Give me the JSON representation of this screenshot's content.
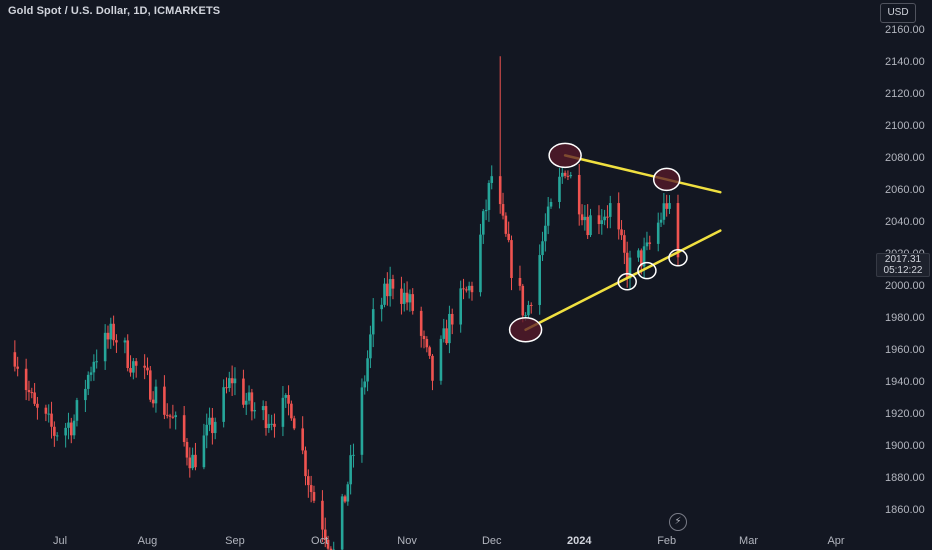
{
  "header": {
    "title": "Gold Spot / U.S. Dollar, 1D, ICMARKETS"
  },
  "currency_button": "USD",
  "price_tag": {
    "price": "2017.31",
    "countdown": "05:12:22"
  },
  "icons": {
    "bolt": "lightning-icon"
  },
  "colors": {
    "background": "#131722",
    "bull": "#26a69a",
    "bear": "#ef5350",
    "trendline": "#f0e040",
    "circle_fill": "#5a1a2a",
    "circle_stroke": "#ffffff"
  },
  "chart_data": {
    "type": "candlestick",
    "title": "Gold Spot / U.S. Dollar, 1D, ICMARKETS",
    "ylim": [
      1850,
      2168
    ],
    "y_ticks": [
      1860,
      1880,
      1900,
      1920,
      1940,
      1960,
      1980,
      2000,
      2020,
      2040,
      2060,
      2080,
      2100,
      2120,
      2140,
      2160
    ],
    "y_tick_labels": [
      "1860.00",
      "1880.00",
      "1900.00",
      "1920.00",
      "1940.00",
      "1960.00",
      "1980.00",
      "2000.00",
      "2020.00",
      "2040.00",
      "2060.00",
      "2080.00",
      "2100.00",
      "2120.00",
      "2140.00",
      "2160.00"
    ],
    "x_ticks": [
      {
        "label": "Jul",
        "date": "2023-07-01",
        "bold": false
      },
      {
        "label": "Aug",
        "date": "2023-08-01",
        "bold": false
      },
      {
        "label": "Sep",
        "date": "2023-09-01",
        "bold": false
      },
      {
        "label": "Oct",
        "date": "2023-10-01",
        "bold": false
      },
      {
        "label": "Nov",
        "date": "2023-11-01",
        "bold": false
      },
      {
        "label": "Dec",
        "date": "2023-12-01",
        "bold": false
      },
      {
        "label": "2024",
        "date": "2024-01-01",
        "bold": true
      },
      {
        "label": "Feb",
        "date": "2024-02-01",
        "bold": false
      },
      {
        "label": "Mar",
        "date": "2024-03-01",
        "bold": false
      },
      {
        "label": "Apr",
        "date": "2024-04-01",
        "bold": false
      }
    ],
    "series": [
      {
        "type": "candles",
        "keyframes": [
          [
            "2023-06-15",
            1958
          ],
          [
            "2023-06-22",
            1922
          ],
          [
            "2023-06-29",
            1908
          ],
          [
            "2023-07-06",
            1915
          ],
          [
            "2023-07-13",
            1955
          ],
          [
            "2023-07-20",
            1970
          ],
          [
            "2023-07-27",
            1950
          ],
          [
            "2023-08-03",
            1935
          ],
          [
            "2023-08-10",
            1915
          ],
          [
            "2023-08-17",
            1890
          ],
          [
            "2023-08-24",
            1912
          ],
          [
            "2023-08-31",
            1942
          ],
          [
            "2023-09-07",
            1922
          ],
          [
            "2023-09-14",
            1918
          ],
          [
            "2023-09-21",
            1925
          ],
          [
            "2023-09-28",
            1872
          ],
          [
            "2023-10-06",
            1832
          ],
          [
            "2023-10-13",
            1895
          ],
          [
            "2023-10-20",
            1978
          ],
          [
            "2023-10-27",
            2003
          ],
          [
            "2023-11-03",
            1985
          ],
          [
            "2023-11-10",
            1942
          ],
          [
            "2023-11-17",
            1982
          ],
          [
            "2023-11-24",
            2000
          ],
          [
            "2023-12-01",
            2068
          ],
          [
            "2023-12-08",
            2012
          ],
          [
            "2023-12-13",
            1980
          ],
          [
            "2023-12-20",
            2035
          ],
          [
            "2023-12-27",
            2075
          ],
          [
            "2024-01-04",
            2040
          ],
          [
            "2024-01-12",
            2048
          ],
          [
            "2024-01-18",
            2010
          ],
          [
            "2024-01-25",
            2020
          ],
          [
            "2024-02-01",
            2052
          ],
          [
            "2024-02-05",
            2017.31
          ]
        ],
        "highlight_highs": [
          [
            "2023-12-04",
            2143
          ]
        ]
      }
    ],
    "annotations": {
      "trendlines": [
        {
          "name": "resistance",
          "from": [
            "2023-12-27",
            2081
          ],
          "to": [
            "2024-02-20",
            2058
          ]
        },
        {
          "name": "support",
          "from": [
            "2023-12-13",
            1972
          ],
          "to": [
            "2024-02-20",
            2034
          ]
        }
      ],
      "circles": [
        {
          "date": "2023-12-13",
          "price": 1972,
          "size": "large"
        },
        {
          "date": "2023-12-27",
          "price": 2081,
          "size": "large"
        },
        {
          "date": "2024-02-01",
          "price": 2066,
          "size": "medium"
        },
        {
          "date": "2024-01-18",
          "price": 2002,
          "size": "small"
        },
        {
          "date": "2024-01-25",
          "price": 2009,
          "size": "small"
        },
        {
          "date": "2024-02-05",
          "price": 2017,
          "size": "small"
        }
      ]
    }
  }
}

__Task brief__. Which lines in the records above contain the string "Spot"? Copy each one.

__Task output__.
    "title": "Gold Spot / U.S. Dollar, 1D, ICMARKETS"
    "title": "Gold Spot / U.S. Dollar, 1D, ICMARKETS",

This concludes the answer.